• SET EXERCISE: Look through the records below, and copy out every line that holds the string "değişim".

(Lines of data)
:::

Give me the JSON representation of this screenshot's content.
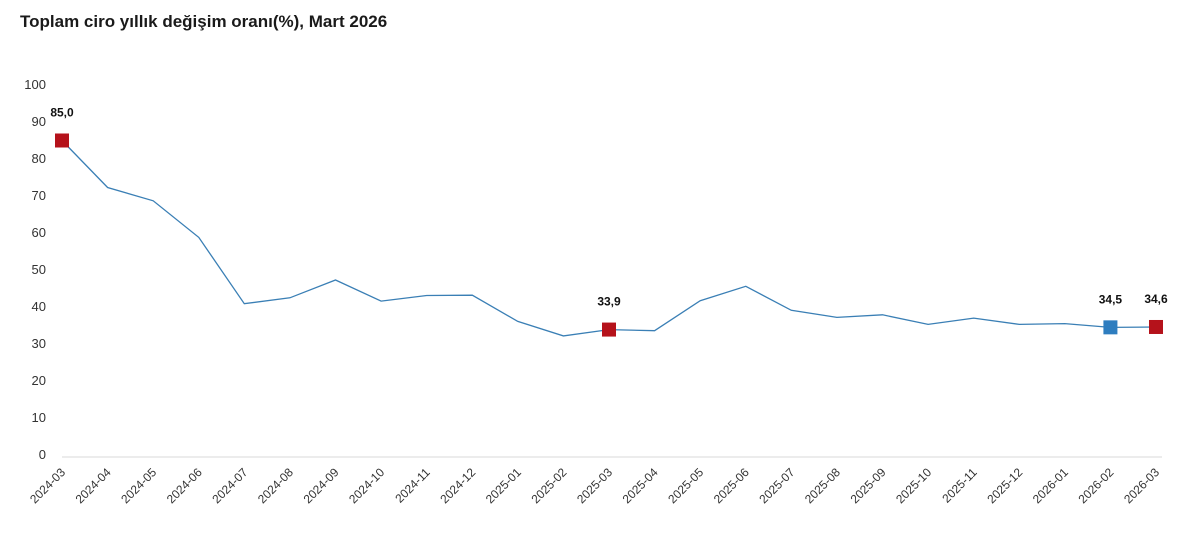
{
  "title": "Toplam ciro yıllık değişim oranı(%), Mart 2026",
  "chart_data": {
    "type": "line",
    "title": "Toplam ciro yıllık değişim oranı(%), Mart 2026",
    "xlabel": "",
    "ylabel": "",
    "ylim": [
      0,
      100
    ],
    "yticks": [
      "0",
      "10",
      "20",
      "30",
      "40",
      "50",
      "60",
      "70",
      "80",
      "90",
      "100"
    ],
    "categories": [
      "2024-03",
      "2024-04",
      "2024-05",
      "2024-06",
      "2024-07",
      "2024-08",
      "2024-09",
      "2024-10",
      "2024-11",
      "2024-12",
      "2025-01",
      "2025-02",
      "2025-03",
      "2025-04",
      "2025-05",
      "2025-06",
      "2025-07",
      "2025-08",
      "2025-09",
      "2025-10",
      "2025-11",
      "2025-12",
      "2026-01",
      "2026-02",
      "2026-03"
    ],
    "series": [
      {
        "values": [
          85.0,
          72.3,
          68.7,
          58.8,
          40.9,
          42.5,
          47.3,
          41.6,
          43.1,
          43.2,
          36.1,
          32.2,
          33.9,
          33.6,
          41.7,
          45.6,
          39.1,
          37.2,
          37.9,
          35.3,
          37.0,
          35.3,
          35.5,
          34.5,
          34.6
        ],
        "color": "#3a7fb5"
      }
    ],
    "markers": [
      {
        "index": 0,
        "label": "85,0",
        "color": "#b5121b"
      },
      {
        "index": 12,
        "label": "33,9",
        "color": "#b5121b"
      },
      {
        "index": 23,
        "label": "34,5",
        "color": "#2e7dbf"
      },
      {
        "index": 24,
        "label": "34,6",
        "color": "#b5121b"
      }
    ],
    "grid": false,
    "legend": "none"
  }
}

:::

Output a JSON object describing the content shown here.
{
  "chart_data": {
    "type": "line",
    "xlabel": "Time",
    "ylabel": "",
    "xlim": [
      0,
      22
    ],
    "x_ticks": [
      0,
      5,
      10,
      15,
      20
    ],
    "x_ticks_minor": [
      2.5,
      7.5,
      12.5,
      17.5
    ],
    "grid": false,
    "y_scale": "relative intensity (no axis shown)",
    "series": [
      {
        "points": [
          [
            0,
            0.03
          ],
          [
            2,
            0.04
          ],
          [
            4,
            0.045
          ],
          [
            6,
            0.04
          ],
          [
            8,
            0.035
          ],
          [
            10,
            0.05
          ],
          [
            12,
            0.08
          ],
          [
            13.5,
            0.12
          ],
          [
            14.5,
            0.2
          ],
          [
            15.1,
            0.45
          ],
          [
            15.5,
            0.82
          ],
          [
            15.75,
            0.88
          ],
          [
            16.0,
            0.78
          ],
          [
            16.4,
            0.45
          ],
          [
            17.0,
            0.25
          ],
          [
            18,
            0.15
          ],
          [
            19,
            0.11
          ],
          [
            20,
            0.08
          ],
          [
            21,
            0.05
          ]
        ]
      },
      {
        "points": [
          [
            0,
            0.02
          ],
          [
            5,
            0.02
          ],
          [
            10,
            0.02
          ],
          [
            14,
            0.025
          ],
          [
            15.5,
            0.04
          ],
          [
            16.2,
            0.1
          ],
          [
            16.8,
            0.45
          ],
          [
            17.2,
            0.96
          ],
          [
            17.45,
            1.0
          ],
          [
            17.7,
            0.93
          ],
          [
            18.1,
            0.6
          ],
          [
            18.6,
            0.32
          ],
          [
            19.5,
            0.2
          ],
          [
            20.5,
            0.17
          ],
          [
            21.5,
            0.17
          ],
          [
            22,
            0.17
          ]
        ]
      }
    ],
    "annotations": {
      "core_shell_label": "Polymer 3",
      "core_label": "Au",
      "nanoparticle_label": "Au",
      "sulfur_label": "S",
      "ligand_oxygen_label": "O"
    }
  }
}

:::

• RIGHT ANSWER:
  "title": "Toplam ciro yıllık değişim oranı(%), Mart 2026",
    "title": "Toplam ciro yıllık değişim oranı(%), Mart 2026",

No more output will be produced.